__What is needed__
The listing below is to be output in its exact form.

__Exercise inputs__
•••

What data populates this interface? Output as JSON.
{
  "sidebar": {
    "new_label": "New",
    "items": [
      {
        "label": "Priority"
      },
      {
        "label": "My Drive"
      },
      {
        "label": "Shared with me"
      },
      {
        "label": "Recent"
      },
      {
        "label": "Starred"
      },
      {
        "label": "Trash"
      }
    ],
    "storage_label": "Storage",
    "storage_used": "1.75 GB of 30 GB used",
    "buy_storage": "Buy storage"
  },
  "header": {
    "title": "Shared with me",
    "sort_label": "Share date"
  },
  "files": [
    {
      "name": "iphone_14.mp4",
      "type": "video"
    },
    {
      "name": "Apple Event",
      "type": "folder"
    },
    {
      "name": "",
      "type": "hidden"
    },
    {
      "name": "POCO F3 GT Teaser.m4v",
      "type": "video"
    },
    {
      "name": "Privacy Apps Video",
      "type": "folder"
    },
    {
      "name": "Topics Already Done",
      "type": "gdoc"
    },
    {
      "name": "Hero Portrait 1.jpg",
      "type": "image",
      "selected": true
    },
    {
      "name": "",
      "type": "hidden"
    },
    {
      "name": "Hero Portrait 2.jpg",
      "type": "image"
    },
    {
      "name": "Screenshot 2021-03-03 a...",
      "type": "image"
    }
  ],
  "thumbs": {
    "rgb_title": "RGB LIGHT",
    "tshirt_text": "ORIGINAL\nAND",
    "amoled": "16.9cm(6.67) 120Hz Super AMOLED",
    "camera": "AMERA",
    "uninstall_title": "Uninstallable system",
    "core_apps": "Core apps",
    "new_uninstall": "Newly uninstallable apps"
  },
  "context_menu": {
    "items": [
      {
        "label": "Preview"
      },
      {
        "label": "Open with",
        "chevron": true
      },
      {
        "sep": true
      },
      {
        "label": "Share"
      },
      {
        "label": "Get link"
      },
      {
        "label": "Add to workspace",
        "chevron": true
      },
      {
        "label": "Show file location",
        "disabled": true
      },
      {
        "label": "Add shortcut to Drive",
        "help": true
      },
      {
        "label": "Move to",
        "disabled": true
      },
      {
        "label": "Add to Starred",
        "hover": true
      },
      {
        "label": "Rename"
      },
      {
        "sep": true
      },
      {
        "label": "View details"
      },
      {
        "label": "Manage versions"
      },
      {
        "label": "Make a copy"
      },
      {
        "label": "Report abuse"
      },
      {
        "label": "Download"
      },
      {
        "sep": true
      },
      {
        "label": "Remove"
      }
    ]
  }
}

•••

__Correct result__
What data populates this interface? Output as JSON.
{
  "sidebar": {
    "new_label": "New",
    "items": [
      {
        "label": "Priority"
      },
      {
        "label": "My Drive"
      },
      {
        "label": "Shared with me"
      },
      {
        "label": "Recent"
      },
      {
        "label": "Starred"
      },
      {
        "label": "Trash"
      }
    ],
    "storage_label": "Storage",
    "storage_used": "1.75 GB of 30 GB used",
    "buy_storage": "Buy storage"
  },
  "header": {
    "title": "Shared with me",
    "sort_label": "Share date"
  },
  "files": [
    {
      "name": "iphone_14.mp4",
      "type": "video"
    },
    {
      "name": "Apple Event",
      "type": "folder"
    },
    {
      "name": "",
      "type": "hidden"
    },
    {
      "name": "POCO F3 GT Teaser.m4v",
      "type": "video"
    },
    {
      "name": "Privacy Apps Video",
      "type": "folder"
    },
    {
      "name": "Topics Already Done",
      "type": "gdoc"
    },
    {
      "name": "Hero Portrait 1.jpg",
      "type": "image",
      "selected": true
    },
    {
      "name": "",
      "type": "hidden"
    },
    {
      "name": "Hero Portrait 2.jpg",
      "type": "image"
    },
    {
      "name": "Screenshot 2021-03-03 a...",
      "type": "image"
    }
  ],
  "thumbs": {
    "rgb_title": "RGB LIGHT",
    "tshirt_text": "ORIGINAL\nAND",
    "amoled": "16.9cm(6.67) 120Hz Super AMOLED",
    "camera": "AMERA",
    "uninstall_title": "Uninstallable system",
    "core_apps": "Core apps",
    "new_uninstall": "Newly uninstallable apps"
  },
  "context_menu": {
    "items": [
      {
        "label": "Preview"
      },
      {
        "label": "Open with",
        "chevron": true
      },
      {
        "sep": true
      },
      {
        "label": "Share"
      },
      {
        "label": "Get link"
      },
      {
        "label": "Add to workspace",
        "chevron": true
      },
      {
        "label": "Show file location",
        "disabled": true
      },
      {
        "label": "Add shortcut to Drive",
        "help": true
      },
      {
        "label": "Move to",
        "disabled": true
      },
      {
        "label": "Add to Starred",
        "hover": true
      },
      {
        "label": "Rename"
      },
      {
        "sep": true
      },
      {
        "label": "View details"
      },
      {
        "label": "Manage versions"
      },
      {
        "label": "Make a copy"
      },
      {
        "label": "Report abuse"
      },
      {
        "label": "Download"
      },
      {
        "sep": true
      },
      {
        "label": "Remove"
      }
    ]
  }
}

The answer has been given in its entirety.